■ **Given text**:
┄┄┄┄┄┄┄┄┄┄
Generated beats hand-written wherever it's possible, because a hand-written copy is a second place for the fact to live — i.e., a future stale doc.
2. Executable / tested docs¶
If a doc can't be generated, make its examples run. A "getting started" snippet, a usage example, a tutorial — turn them into tests (doctests, runnable code blocks executed in CI, tested onboarding scripts or containers). When the code changes and the example breaks, the build goes red. A doc that runs can't silently rot.
3. Docs next to code (docs as code)¶
Put the doc in the same repository as the code it describes, so a behavior change and its doc change land in the same pull request, reviewed together. Add automated link-checking and linting in CI. (This is the whole subject of docs as code & tooling.)
4. Ownership & process¶
Make updating the doc someone's job and part of "done": CODEOWNERS for docs, "update the docs" as a checklist item on every PR, doc review as part of code review, and "docs updated" in the Definition of Done.
5. Freshness signals & feedback¶
When you can't prevent rot, make it visible: a last_reviewed date in each doc, a bot that flags docs not reviewed in N months, and a "Was this helpful? / Report an error" widget so readers can tell you when a doc is wrong.
6. Delete / archive ruthlessly¶
The cheapest doc to keep correct is the one that doesn't exist. Out-of-date docs should be deleted or clearly marked archived/superseded (an ADR that's been replaced links to its successor and says so). Less doc surface area means less to rot. Optimize for deletion.
┄┄┄┄┄┄┄┄┄┄
■ **Exercises**:
a: Name every numbered section heading in the passage on keeping documentation current.
b: In the records, rewrite everything from the first line down to the line containing "data-line: [66, 10, 851, 678]", substituting "x-axis-label" for each "x-tick-label".
┄┄┄┄┄┄┄┄┄┄
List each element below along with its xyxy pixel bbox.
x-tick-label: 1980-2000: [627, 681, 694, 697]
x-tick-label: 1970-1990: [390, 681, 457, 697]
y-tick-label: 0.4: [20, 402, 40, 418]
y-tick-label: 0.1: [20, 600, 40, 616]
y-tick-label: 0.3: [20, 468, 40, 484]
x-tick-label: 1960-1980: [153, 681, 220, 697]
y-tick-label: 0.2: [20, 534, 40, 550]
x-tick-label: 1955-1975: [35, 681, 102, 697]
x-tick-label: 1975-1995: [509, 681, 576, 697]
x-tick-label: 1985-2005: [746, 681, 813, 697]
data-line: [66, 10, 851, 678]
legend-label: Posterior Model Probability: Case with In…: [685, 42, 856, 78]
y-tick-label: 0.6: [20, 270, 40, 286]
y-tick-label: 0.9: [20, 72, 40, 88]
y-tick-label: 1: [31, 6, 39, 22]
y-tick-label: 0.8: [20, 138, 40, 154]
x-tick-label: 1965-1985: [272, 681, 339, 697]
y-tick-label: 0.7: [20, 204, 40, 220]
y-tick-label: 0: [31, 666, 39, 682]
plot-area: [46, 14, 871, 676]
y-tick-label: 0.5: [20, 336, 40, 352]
┄┄┄┄┄┄┄┄┄┄
■ **Worked solutions**:
a:
2. Executable / tested docs
3. Docs next to code (docs as code)
4. Ownership & process
5. Freshness signals & feedback
6. Delete / archive ruthlessly

b:
List each element below along with its xyxy pixel bbox.
x-axis-label: 1980-2000: [627, 681, 694, 697]
x-axis-label: 1970-1990: [390, 681, 457, 697]
y-tick-label: 0.4: [20, 402, 40, 418]
y-tick-label: 0.1: [20, 600, 40, 616]
y-tick-label: 0.3: [20, 468, 40, 484]
x-axis-label: 1960-1980: [153, 681, 220, 697]
y-tick-label: 0.2: [20, 534, 40, 550]
x-axis-label: 1955-1975: [35, 681, 102, 697]
x-axis-label: 1975-1995: [509, 681, 576, 697]
x-axis-label: 1985-2005: [746, 681, 813, 697]
data-line: [66, 10, 851, 678]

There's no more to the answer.